** START OF Source records **

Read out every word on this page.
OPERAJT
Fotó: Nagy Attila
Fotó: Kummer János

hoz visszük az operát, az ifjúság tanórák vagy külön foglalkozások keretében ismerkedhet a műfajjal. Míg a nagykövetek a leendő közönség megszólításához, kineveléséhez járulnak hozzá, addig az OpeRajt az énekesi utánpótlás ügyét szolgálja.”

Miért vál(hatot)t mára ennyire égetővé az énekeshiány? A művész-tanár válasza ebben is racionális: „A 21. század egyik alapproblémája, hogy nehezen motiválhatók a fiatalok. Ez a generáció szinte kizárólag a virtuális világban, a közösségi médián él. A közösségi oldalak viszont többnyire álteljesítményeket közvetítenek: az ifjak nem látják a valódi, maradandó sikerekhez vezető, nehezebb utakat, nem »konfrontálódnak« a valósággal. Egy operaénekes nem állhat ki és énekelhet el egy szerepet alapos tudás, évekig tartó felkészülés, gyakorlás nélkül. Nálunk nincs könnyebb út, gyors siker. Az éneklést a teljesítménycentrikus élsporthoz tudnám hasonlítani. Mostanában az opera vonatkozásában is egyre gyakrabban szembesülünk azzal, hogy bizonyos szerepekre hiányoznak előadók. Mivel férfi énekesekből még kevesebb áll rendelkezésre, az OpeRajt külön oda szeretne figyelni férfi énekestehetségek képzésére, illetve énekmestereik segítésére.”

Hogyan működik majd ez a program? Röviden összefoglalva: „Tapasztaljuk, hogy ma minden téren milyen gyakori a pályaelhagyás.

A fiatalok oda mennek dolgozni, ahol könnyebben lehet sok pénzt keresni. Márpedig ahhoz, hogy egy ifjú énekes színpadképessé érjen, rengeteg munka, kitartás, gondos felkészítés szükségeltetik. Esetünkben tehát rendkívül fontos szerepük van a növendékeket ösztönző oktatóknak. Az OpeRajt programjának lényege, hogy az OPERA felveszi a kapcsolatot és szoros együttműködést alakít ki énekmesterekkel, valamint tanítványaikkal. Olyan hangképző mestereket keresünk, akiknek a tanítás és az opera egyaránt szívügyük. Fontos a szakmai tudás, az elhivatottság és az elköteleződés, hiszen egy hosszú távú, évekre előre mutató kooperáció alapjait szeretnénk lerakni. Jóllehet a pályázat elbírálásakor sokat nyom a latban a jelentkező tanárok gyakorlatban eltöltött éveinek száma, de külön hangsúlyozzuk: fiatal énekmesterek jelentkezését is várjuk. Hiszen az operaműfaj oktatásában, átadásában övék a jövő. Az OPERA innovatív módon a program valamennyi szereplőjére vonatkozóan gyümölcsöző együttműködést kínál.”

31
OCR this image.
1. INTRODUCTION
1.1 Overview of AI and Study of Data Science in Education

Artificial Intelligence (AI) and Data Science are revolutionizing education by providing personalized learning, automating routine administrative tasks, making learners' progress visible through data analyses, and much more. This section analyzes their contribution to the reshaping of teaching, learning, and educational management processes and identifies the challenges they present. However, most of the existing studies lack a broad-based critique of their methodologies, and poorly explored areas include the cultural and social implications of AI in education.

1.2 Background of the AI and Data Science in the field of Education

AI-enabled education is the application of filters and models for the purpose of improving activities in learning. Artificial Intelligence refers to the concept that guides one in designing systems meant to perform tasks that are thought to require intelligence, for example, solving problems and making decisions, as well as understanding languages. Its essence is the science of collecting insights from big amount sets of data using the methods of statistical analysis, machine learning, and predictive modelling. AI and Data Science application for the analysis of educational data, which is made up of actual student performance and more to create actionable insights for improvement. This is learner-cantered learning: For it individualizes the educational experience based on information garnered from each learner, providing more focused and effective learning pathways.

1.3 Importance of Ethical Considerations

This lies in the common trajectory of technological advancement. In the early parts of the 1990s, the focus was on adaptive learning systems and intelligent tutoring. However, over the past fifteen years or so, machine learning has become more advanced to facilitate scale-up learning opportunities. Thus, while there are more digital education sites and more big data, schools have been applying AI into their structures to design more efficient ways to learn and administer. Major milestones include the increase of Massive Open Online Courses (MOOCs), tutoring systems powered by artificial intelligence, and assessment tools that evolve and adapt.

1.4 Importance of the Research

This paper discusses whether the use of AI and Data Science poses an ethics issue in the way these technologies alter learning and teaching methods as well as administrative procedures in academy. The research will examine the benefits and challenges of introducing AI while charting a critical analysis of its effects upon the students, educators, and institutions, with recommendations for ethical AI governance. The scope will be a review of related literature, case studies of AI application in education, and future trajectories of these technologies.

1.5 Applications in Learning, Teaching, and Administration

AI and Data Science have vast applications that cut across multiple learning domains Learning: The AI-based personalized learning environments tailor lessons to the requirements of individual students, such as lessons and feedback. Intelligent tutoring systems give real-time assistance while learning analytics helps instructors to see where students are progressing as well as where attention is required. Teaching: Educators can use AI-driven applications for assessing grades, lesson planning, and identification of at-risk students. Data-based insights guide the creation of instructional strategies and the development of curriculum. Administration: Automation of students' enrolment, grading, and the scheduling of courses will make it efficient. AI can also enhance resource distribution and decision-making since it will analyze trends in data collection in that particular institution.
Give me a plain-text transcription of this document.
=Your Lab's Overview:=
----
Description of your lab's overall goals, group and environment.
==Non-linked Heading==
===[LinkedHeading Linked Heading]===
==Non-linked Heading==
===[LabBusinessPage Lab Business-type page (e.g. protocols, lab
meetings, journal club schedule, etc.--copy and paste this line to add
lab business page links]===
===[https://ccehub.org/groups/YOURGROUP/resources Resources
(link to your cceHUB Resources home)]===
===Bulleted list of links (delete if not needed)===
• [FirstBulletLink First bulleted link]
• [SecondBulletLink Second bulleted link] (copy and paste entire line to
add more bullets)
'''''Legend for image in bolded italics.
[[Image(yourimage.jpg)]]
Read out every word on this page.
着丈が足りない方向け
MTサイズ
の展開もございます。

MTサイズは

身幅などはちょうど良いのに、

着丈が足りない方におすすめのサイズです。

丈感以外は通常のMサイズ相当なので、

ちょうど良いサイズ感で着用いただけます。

** END OF Source records **

◆ What you need to do:
Set down, unchanged, the line that contains "Give me a plain-text" together with every later line in the records, through the last one.

◆ Task solution:
Give me a plain-text transcription of this document.
=Your Lab's Overview:=
----
Description of your lab's overall goals, group and environment.
==Non-linked Heading==
===[LinkedHeading Linked Heading]===
==Non-linked Heading==
===[LabBusinessPage Lab Business-type page (e.g. protocols, lab
meetings, journal club schedule, etc.--copy and paste this line to add
lab business page links]===
===[https://ccehub.org/groups/YOURGROUP/resources Resources
(link to your cceHUB Resources home)]===
===Bulleted list of links (delete if not needed)===
• [FirstBulletLink First bulleted link]
• [SecondBulletLink Second bulleted link] (copy and paste entire line to
add more bullets)
'''''Legend for image in bolded italics.
[[Image(yourimage.jpg)]]
Read out every word on this page.
着丈が足りない方向け
MTサイズ
の展開もございます。

MTサイズは

身幅などはちょうど良いのに、

着丈が足りない方におすすめのサイズです。

丈感以外は通常のMサイズ相当なので、

ちょうど良いサイズ感で着用いただけます。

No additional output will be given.